#### What is being asked
Go through the data below. Pull out every line that has the word "锌的无机盐".

# START OF Extracted material

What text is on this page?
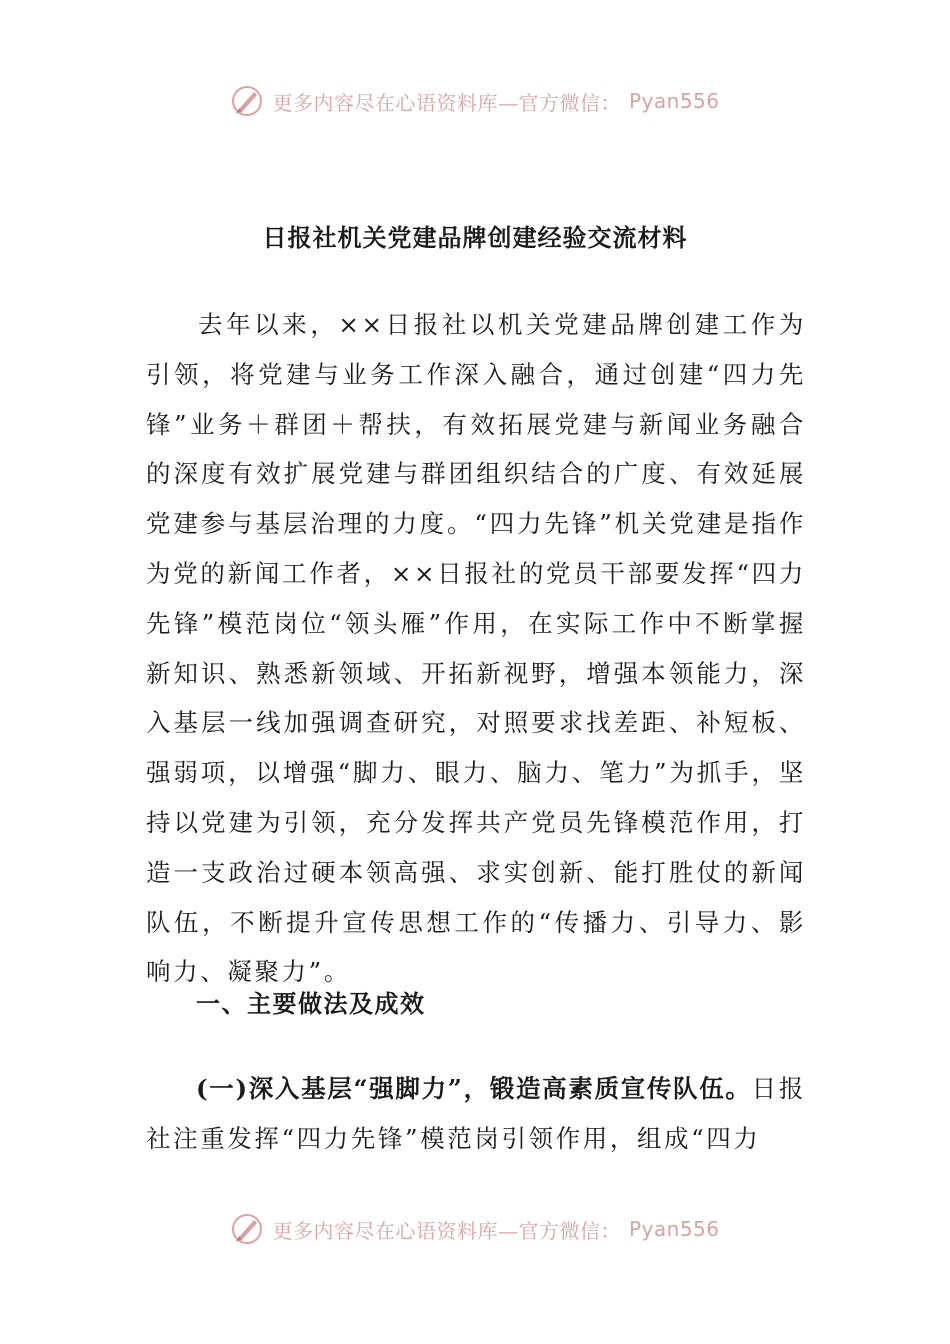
更多内容尽在心语资料库—官方微信： Pyan556
日报社机关党建品牌创建经验交流材料
去年以来，××日报社以机关党建品牌创建工作为引领，将党建与业务工作深入融合，通过创建“四力先锋”业务＋群团＋帮扶，有效拓展党建与新闻业务融合的深度有效扩展党建与群团组织结合的广度、有效延展党建参与基层治理的力度。“四力先锋”机关党建是指作为党的新闻工作者，××日报社的党员干部要发挥“四力先锋”模范岗位“领头雁”作用，在实际工作中不断掌握新知识、熟悉新领域、开拓新视野，增强本领能力，深入基层一线加强调查研究，对照要求找差距、补短板、强弱项，以增强“脚力、眼力、脑力、笔力”为抓手，坚持以党建为引领，充分发挥共产党员先锋模范作用，打造一支政治过硬本领高强、求实创新、能打胜仗的新闻队伍，不断提升宣传思想工作的“传播力、引导力、影响力、凝聚力”。
一、主要做法及成效
(一)深入基层“强脚力”，锻造高素质宣传队伍。日报社注重发挥“四力先锋”模范岗引领作用，组成“四力
更多内容尽在心语资料库—官方微信： Pyan556
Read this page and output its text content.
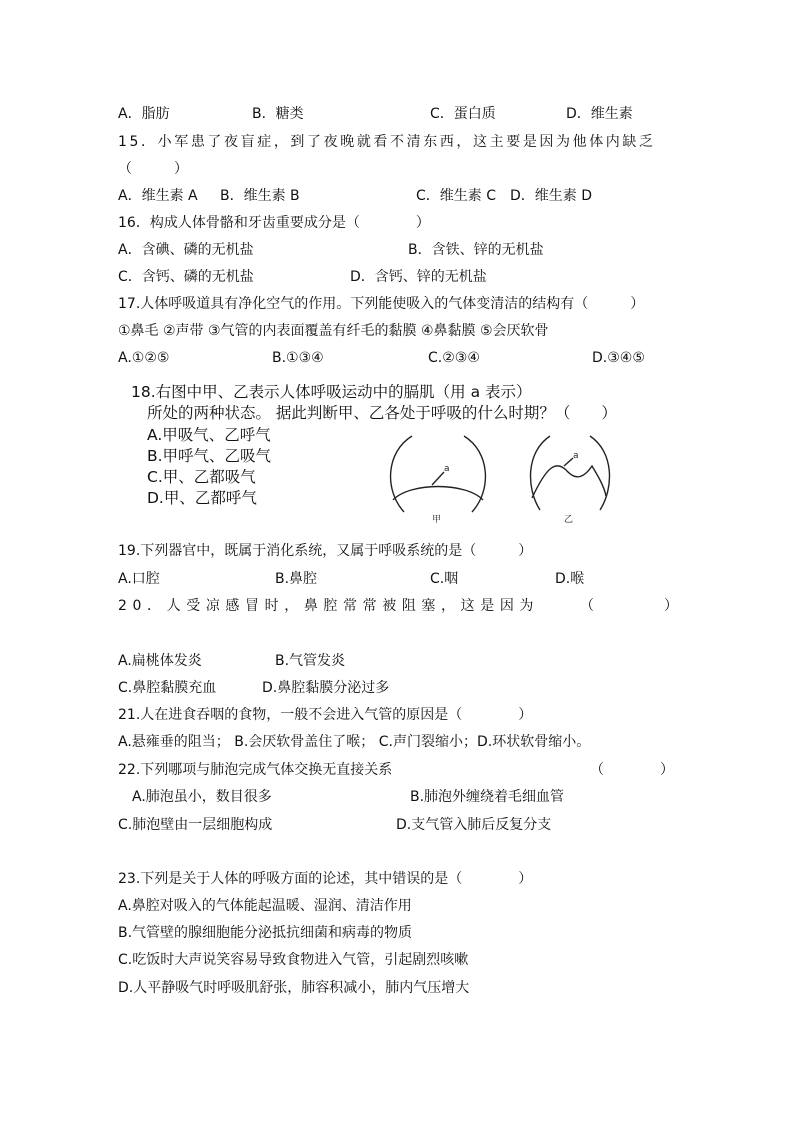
A．脂肪	B．糖类	C．蛋白质	D．维生素
15．小军患了夜盲症，到了夜晚就看不清东西，这主要是因为他体内缺乏
（　　　）
A．维生素 A B．维生素 B	C．维生素 C D．维生素 D
16．构成人体骨骼和牙齿重要成分是（　　　　）
A．含碘、磷的无机盐	B．含铁、锌的无机盐
C．含钙、磷的无机盐	D．含钙、锌的无机盐
17.人体呼吸道具有净化空气的作用。下列能使吸入的气体变清洁的结构有（　　　）
①鼻毛 ②声带 ③气管的内表面覆盖有纤毛的黏膜 ④鼻黏膜 ⑤会厌软骨
A.①②⑤	B.①③④	C.②③④	D.③④⑤
18.右图中甲、乙表示人体呼吸运动中的膈肌（用 a 表示）
所处的两种状态。 据此判断甲、乙各处于呼吸的什么时期？（　　）
A.甲吸气、乙呼气
B.甲呼气、乙吸气
C.甲、乙都吸气
D.甲、乙都呼气
a
甲
a
乙
19.下列器官中，既属于消化系统，又属于呼吸系统的是（　　　）
A.口腔	B.鼻腔	C.咽	D.喉
20．人受凉感冒时，鼻腔常常被阻塞，这是因为	（　　　　　）
A.扁桃体发炎	B.气管发炎
C.鼻腔黏膜充血	D.鼻腔黏膜分泌过多
21.人在进食吞咽的食物，一般不会进入气管的原因是（　　　　）
A.悬雍垂的阻当； B.会厌软骨盖住了喉； C.声门裂缩小；D.环状软骨缩小。
22.下列哪项与肺泡完成气体交换无直接关系	（　　　　）
A.肺泡虽小，数目很多	B.肺泡外缠绕着毛细血管
C.肺泡壁由一层细胞构成	D.支气管入肺后反复分支
23.下列是关于人体的呼吸方面的论述，其中错误的是（　　　　）
A.鼻腔对吸入的气体能起温暖、湿润、清洁作用
B.气管壁的腺细胞能分泌抵抗细菌和病毒的物质
C.吃饭时大声说笑容易导致食物进入气管，引起剧烈咳嗽
D.人平静吸气时呼吸肌舒张，肺容积减小，肺内气压增大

# END OF Extracted material

#### Solution to this task
A．含碘、磷的无机盐	B．含铁、锌的无机盐
C．含钙、磷的无机盐	D．含钙、锌的无机盐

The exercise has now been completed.